■ REQUIREMENTS: Extract the entries in their exact form.

■ INFORMATION PROVIDED:
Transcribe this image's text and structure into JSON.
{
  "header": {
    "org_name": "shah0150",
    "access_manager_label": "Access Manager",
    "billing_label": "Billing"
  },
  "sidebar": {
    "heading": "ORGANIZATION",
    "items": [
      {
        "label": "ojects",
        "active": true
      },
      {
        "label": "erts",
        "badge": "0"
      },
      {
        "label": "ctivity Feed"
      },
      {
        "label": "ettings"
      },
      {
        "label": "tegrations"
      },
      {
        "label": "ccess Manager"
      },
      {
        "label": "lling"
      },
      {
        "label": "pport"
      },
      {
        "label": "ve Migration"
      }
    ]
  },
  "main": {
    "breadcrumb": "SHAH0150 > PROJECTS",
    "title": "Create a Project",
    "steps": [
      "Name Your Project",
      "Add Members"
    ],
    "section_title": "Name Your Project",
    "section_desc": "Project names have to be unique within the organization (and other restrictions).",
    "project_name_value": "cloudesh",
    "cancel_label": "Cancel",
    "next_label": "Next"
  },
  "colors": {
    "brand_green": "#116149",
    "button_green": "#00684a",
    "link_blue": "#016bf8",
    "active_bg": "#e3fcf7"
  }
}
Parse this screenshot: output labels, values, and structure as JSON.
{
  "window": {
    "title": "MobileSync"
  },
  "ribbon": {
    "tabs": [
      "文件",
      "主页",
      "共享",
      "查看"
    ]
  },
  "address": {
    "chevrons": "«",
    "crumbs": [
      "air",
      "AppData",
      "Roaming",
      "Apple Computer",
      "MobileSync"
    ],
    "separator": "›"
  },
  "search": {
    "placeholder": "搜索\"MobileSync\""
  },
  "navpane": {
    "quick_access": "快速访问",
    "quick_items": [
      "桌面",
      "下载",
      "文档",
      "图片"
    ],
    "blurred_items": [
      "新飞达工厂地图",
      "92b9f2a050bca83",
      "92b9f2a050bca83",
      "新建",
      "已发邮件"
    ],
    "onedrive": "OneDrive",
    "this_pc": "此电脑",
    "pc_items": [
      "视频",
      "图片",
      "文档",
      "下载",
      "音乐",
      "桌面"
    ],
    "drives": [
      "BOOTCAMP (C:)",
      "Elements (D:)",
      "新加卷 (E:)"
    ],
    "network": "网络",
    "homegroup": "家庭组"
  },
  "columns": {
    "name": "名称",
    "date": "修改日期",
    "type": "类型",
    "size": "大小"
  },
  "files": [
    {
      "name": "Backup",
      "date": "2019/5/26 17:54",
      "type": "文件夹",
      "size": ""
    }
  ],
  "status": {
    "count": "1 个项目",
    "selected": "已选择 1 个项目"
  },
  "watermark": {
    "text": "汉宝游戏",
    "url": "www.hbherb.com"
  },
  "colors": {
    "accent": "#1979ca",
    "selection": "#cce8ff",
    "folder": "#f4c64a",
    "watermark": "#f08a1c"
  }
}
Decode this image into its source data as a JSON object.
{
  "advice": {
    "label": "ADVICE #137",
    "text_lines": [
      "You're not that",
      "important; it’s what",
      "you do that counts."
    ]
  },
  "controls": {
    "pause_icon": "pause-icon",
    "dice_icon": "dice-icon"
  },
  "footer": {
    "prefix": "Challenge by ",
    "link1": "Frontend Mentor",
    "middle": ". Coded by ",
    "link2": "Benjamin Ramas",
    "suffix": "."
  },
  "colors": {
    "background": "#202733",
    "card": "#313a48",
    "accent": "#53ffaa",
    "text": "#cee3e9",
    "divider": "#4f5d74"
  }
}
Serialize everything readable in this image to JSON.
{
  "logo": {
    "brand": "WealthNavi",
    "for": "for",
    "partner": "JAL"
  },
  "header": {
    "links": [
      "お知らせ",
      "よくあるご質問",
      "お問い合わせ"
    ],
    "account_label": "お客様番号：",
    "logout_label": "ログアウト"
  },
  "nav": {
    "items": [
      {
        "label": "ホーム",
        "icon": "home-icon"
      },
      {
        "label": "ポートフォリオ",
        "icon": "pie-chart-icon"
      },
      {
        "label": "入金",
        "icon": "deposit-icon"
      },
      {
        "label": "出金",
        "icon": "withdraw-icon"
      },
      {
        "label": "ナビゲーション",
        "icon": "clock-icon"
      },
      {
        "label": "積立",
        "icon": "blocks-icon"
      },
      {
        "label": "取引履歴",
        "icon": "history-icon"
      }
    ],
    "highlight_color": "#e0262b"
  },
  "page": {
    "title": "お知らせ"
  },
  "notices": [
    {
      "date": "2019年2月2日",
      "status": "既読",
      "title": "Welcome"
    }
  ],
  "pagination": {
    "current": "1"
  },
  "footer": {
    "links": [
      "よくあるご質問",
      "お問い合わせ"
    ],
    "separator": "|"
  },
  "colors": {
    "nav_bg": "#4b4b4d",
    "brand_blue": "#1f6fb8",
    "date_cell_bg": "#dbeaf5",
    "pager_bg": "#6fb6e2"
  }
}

■ EXERCISE RESPONSE:
Transcribe this image's text and structure into JSON.
{
  "header": {
    "org_name": "shah0150",
    "access_manager_label": "Access Manager",
    "billing_label": "Billing"
  },
  "sidebar": {
    "heading": "ORGANIZATION",
    "items": [
      {
        "label": "ojects",
        "active": true
      },
      {
        "label": "erts",
        "badge": "0"
      },
      {
        "label": "ctivity Feed"
      },
      {
        "label": "ettings"
      },
      {
        "label": "tegrations"
      },
      {
        "label": "ccess Manager"
      },
      {
        "label": "lling"
      },
      {
        "label": "pport"
      },
      {
        "label": "ve Migration"
      }
    ]
  },
  "main": {
    "breadcrumb": "SHAH0150 > PROJECTS",
    "title": "Create a Project",
    "steps": [
      "Name Your Project",
      "Add Members"
    ],
    "section_title": "Name Your Project",
    "section_desc": "Project names have to be unique within the organization (and other restrictions).",
    "project_name_value": "cloudesh",
    "cancel_label": "Cancel",
    "next_label": "Next"
  },
  "colors": {
    "brand_green": "#116149",
    "button_green": "#00684a",
    "link_blue": "#016bf8",
    "active_bg": "#e3fcf7"
  }
}
Parse this screenshot: output labels, values, and structure as JSON.
{
  "window": {
    "title": "MobileSync"
  },
  "ribbon": {
    "tabs": [
      "文件",
      "主页",
      "共享",
      "查看"
    ]
  },
  "address": {
    "chevrons": "«",
    "crumbs": [
      "air",
      "AppData",
      "Roaming",
      "Apple Computer",
      "MobileSync"
    ],
    "separator": "›"
  },
  "search": {
    "placeholder": "搜索\"MobileSync\""
  },
  "navpane": {
    "quick_access": "快速访问",
    "quick_items": [
      "桌面",
      "下载",
      "文档",
      "图片"
    ],
    "blurred_items": [
      "新飞达工厂地图",
      "92b9f2a050bca83",
      "92b9f2a050bca83",
      "新建",
      "已发邮件"
    ],
    "onedrive": "OneDrive",
    "this_pc": "此电脑",
    "pc_items": [
      "视频",
      "图片",
      "文档",
      "下载",
      "音乐",
      "桌面"
    ],
    "drives": [
      "BOOTCAMP (C:)",
      "Elements (D:)",
      "新加卷 (E:)"
    ],
    "network": "网络",
    "homegroup": "家庭组"
  },
  "columns": {
    "name": "名称",
    "date": "修改日期",
    "type": "类型",
    "size": "大小"
  },
  "files": [
    {
      "name": "Backup",
      "date": "2019/5/26 17:54",
      "type": "文件夹",
      "size": ""
    }
  ],
  "status": {
    "count": "1 个项目",
    "selected": "已选择 1 个项目"
  },
  "watermark": {
    "text": "汉宝游戏",
    "url": "www.hbherb.com"
  },
  "colors": {
    "accent": "#1979ca",
    "selection": "#cce8ff",
    "folder": "#f4c64a",
    "watermark": "#f08a1c"
  }
}
Decode this image into its source data as a JSON object.
{
  "advice": {
    "label": "ADVICE #137",
    "text_lines": [
      "You're not that",
      "important; it’s what",
      "you do that counts."
    ]
  },
  "controls": {
    "pause_icon": "pause-icon",
    "dice_icon": "dice-icon"
  },
  "footer": {
    "prefix": "Challenge by ",
    "link1": "Frontend Mentor",
    "middle": ". Coded by ",
    "link2": "Benjamin Ramas",
    "suffix": "."
  },
  "colors": {
    "background": "#202733",
    "card": "#313a48",
    "accent": "#53ffaa",
    "text": "#cee3e9",
    "divider": "#4f5d74"
  }
}
Serialize everything readable in this image to JSON.
{
  "logo": {
    "brand": "WealthNavi",
    "for": "for",
    "partner": "JAL"
  },
  "header": {
    "links": [
      "お知らせ",
      "よくあるご質問",
      "お問い合わせ"
    ],
    "account_label": "お客様番号：",
    "logout_label": "ログアウト"
  },
  "nav": {
    "items": [
      {
        "label": "ホーム",
        "icon": "home-icon"
      },
      {
        "label": "ポートフォリオ",
        "icon": "pie-chart-icon"
      },
      {
        "label": "入金",
        "icon": "deposit-icon"
      },
      {
        "label": "出金",
        "icon": "withdraw-icon"
      },
      {
        "label": "ナビゲーション",
        "icon": "clock-icon"
      },
      {
        "label": "積立",
        "icon": "blocks-icon"
      },
      {
        "label": "取引履歴",
        "icon": "history-icon"
      }
    ],
    "highlight_color": "#e0262b"
  },
  "page": {
    "title": "お知らせ"
  },
  "notices": [
    {
      "date": "2019年2月2日",
      "status": "既読",
      "title": "Welcome"
    }
  ],
  "pagination": {
    "current": "1"
  },
  "footer": {
    "links": [
      "よくあるご質問",
      "お問い合わせ"
    ],
    "separator": "|"
  },
  "colors": {
    "nav_bg": "#4b4b4d",
    "brand_blue": "#1f6fb8",
    "date_cell_bg": "#dbeaf5",
    "pager_bg": "#6fb6e2"
  }
}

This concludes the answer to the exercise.